[DIRECTIONS FOR THIS TASK]:
Emit the data below verbatim, stripping out any pictures.

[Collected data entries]
################

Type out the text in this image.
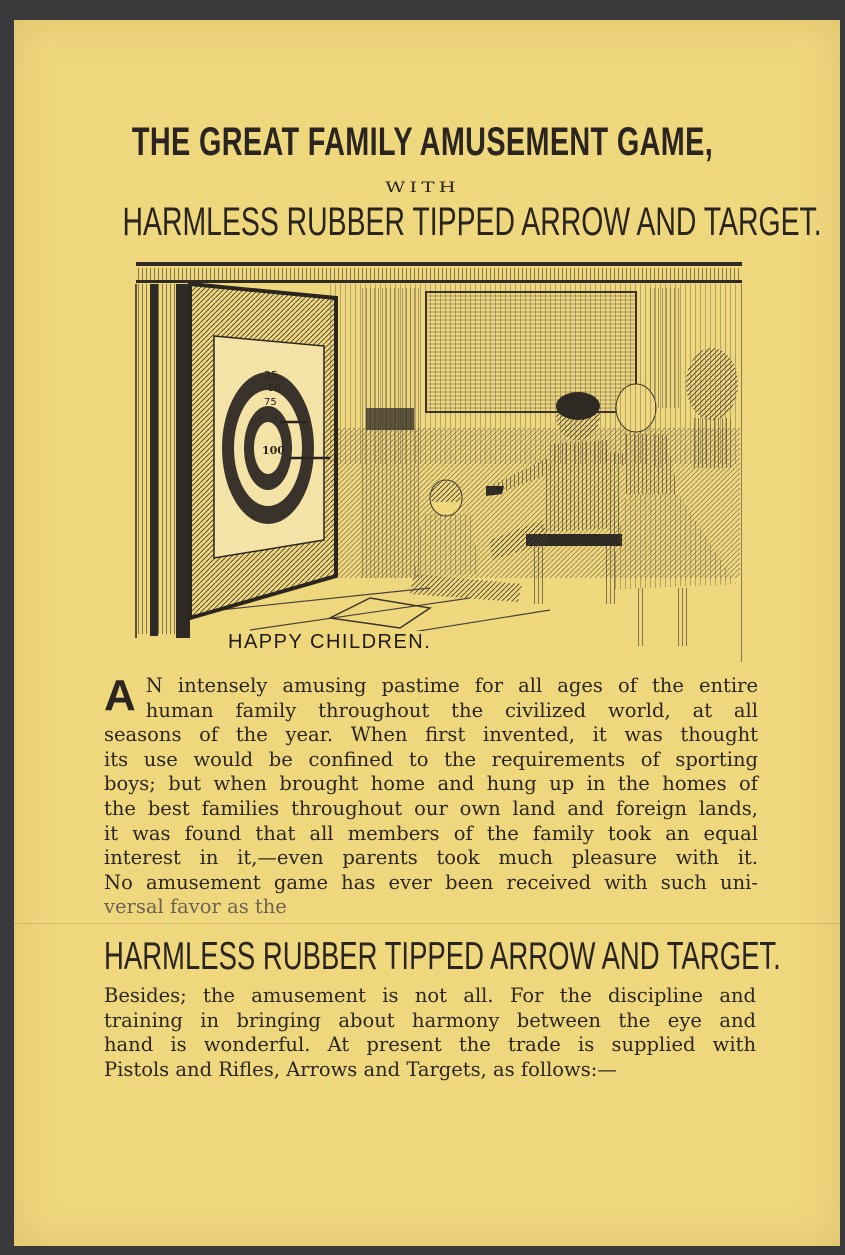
THE GREAT FAMILY AMUSEMENT GAME,
WITH
HARMLESS RUBBER TIPPED ARROW AND TARGET.
100
25
50
75
HAPPY CHILDREN.
A N intensely amusing pastime for all ages of the entire
human family throughout the civilized world, at all
seasons of the year. When first invented, it was thought
its use would be confined to the requirements of sporting
boys; but when brought home and hung up in the homes of
the best families throughout our own land and foreign lands,
it was found that all members of the family took an equal
interest in it,—even parents took much pleasure with it.
No amusement game has ever been received with such uni-
versal favor as the
HARMLESS RUBBER TIPPED ARROW AND TARGET.
Besides; the amusement is not all. For the discipline and
training in bringing about harmony between the eye and
hand is wonderful. At present the trade is supplied with
Pistols and Rifles, Arrows and Targets, as follows:—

################

[EXERCISE ANSWER]:
Type out the text in this image.
THE GREAT FAMILY AMUSEMENT GAME,
WITH
HARMLESS RUBBER TIPPED ARROW AND TARGET.
100
25
50
75
HAPPY CHILDREN.
A N intensely amusing pastime for all ages of the entire
human family throughout the civilized world, at all
seasons of the year. When first invented, it was thought
its use would be confined to the requirements of sporting
boys; but when brought home and hung up in the homes of
the best families throughout our own land and foreign lands,
it was found that all members of the family took an equal
interest in it,—even parents took much pleasure with it.
No amusement game has ever been received with such uni-
versal favor as the
HARMLESS RUBBER TIPPED ARROW AND TARGET.
Besides; the amusement is not all. For the discipline and
training in bringing about harmony between the eye and
hand is wonderful. At present the trade is supplied with
Pistols and Rifles, Arrows and Targets, as follows:—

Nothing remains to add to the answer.